Print the data exactly, leaving nothing out.
::: Provided entries :::
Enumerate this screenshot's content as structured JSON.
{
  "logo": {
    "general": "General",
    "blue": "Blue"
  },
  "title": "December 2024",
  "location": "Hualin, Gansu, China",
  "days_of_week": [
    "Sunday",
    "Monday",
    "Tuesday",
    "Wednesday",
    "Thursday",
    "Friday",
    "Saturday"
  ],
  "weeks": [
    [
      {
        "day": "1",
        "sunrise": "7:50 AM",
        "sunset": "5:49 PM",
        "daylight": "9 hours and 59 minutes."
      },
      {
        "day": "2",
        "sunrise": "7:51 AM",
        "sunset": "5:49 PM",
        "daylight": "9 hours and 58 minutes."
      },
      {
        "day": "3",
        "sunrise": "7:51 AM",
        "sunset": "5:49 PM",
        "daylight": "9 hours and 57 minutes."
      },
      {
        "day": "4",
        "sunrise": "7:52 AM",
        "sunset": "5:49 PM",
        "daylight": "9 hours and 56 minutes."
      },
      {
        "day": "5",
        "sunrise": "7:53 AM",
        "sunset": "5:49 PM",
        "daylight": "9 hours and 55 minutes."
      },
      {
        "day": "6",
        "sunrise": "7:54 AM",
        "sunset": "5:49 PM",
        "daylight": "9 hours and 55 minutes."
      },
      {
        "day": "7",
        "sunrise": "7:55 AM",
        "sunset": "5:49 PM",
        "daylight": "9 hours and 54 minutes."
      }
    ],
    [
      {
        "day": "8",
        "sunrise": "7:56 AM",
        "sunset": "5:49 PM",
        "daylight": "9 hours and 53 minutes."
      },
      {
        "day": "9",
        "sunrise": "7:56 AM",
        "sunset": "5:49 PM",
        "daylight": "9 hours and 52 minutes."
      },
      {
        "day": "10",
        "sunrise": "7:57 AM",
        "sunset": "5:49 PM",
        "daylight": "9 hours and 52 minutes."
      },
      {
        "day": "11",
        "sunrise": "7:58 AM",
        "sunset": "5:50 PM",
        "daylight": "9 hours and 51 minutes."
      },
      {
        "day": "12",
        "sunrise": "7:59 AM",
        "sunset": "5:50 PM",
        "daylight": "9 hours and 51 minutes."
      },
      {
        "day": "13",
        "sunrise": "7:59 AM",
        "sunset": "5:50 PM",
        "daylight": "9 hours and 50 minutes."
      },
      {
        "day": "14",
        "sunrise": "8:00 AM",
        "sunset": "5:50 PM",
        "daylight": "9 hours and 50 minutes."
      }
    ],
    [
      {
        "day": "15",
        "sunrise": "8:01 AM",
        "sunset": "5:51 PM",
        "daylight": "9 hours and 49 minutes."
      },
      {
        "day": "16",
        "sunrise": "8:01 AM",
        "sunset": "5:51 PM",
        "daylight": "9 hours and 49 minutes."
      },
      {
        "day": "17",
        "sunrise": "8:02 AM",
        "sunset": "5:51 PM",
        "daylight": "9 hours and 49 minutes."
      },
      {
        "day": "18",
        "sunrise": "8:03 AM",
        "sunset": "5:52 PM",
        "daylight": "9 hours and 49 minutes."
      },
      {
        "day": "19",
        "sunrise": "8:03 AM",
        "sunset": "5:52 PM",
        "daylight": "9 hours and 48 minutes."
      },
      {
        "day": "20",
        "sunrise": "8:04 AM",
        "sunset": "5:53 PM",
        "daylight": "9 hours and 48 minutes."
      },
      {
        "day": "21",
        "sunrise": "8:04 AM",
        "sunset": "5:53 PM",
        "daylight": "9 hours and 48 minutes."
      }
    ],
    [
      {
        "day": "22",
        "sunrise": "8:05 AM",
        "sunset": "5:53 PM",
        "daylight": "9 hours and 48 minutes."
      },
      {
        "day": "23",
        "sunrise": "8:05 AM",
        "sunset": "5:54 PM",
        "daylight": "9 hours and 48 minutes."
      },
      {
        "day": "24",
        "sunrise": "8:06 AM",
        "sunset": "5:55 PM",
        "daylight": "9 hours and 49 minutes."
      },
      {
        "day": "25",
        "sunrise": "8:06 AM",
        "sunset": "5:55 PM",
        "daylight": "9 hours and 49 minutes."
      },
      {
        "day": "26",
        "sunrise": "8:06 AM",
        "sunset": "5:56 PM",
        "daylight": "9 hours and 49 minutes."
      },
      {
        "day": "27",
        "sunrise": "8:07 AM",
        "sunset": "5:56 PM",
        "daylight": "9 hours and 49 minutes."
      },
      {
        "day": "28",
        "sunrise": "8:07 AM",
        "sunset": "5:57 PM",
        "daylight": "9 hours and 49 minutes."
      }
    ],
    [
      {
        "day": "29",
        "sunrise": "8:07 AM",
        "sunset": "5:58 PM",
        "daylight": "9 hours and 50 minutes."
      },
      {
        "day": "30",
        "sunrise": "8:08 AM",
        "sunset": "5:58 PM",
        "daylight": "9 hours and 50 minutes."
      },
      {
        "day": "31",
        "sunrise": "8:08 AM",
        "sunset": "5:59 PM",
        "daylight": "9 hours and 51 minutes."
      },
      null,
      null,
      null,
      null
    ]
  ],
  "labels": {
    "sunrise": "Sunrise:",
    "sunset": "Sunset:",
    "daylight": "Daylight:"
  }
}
:::
Written response:
Enumerate this screenshot's content as structured JSON.
{
  "logo": {
    "general": "General",
    "blue": "Blue"
  },
  "title": "December 2024",
  "location": "Hualin, Gansu, China",
  "days_of_week": [
    "Sunday",
    "Monday",
    "Tuesday",
    "Wednesday",
    "Thursday",
    "Friday",
    "Saturday"
  ],
  "weeks": [
    [
      {
        "day": "1",
        "sunrise": "7:50 AM",
        "sunset": "5:49 PM",
        "daylight": "9 hours and 59 minutes."
      },
      {
        "day": "2",
        "sunrise": "7:51 AM",
        "sunset": "5:49 PM",
        "daylight": "9 hours and 58 minutes."
      },
      {
        "day": "3",
        "sunrise": "7:51 AM",
        "sunset": "5:49 PM",
        "daylight": "9 hours and 57 minutes."
      },
      {
        "day": "4",
        "sunrise": "7:52 AM",
        "sunset": "5:49 PM",
        "daylight": "9 hours and 56 minutes."
      },
      {
        "day": "5",
        "sunrise": "7:53 AM",
        "sunset": "5:49 PM",
        "daylight": "9 hours and 55 minutes."
      },
      {
        "day": "6",
        "sunrise": "7:54 AM",
        "sunset": "5:49 PM",
        "daylight": "9 hours and 55 minutes."
      },
      {
        "day": "7",
        "sunrise": "7:55 AM",
        "sunset": "5:49 PM",
        "daylight": "9 hours and 54 minutes."
      }
    ],
    [
      {
        "day": "8",
        "sunrise": "7:56 AM",
        "sunset": "5:49 PM",
        "daylight": "9 hours and 53 minutes."
      },
      {
        "day": "9",
        "sunrise": "7:56 AM",
        "sunset": "5:49 PM",
        "daylight": "9 hours and 52 minutes."
      },
      {
        "day": "10",
        "sunrise": "7:57 AM",
        "sunset": "5:49 PM",
        "daylight": "9 hours and 52 minutes."
      },
      {
        "day": "11",
        "sunrise": "7:58 AM",
        "sunset": "5:50 PM",
        "daylight": "9 hours and 51 minutes."
      },
      {
        "day": "12",
        "sunrise": "7:59 AM",
        "sunset": "5:50 PM",
        "daylight": "9 hours and 51 minutes."
      },
      {
        "day": "13",
        "sunrise": "7:59 AM",
        "sunset": "5:50 PM",
        "daylight": "9 hours and 50 minutes."
      },
      {
        "day": "14",
        "sunrise": "8:00 AM",
        "sunset": "5:50 PM",
        "daylight": "9 hours and 50 minutes."
      }
    ],
    [
      {
        "day": "15",
        "sunrise": "8:01 AM",
        "sunset": "5:51 PM",
        "daylight": "9 hours and 49 minutes."
      },
      {
        "day": "16",
        "sunrise": "8:01 AM",
        "sunset": "5:51 PM",
        "daylight": "9 hours and 49 minutes."
      },
      {
        "day": "17",
        "sunrise": "8:02 AM",
        "sunset": "5:51 PM",
        "daylight": "9 hours and 49 minutes."
      },
      {
        "day": "18",
        "sunrise": "8:03 AM",
        "sunset": "5:52 PM",
        "daylight": "9 hours and 49 minutes."
      },
      {
        "day": "19",
        "sunrise": "8:03 AM",
        "sunset": "5:52 PM",
        "daylight": "9 hours and 48 minutes."
      },
      {
        "day": "20",
        "sunrise": "8:04 AM",
        "sunset": "5:53 PM",
        "daylight": "9 hours and 48 minutes."
      },
      {
        "day": "21",
        "sunrise": "8:04 AM",
        "sunset": "5:53 PM",
        "daylight": "9 hours and 48 minutes."
      }
    ],
    [
      {
        "day": "22",
        "sunrise": "8:05 AM",
        "sunset": "5:53 PM",
        "daylight": "9 hours and 48 minutes."
      },
      {
        "day": "23",
        "sunrise": "8:05 AM",
        "sunset": "5:54 PM",
        "daylight": "9 hours and 48 minutes."
      },
      {
        "day": "24",
        "sunrise": "8:06 AM",
        "sunset": "5:55 PM",
        "daylight": "9 hours and 49 minutes."
      },
      {
        "day": "25",
        "sunrise": "8:06 AM",
        "sunset": "5:55 PM",
        "daylight": "9 hours and 49 minutes."
      },
      {
        "day": "26",
        "sunrise": "8:06 AM",
        "sunset": "5:56 PM",
        "daylight": "9 hours and 49 minutes."
      },
      {
        "day": "27",
        "sunrise": "8:07 AM",
        "sunset": "5:56 PM",
        "daylight": "9 hours and 49 minutes."
      },
      {
        "day": "28",
        "sunrise": "8:07 AM",
        "sunset": "5:57 PM",
        "daylight": "9 hours and 49 minutes."
      }
    ],
    [
      {
        "day": "29",
        "sunrise": "8:07 AM",
        "sunset": "5:58 PM",
        "daylight": "9 hours and 50 minutes."
      },
      {
        "day": "30",
        "sunrise": "8:08 AM",
        "sunset": "5:58 PM",
        "daylight": "9 hours and 50 minutes."
      },
      {
        "day": "31",
        "sunrise": "8:08 AM",
        "sunset": "5:59 PM",
        "daylight": "9 hours and 51 minutes."
      },
      null,
      null,
      null,
      null
    ]
  ],
  "labels": {
    "sunrise": "Sunrise:",
    "sunset": "Sunset:",
    "daylight": "Daylight:"
  }
}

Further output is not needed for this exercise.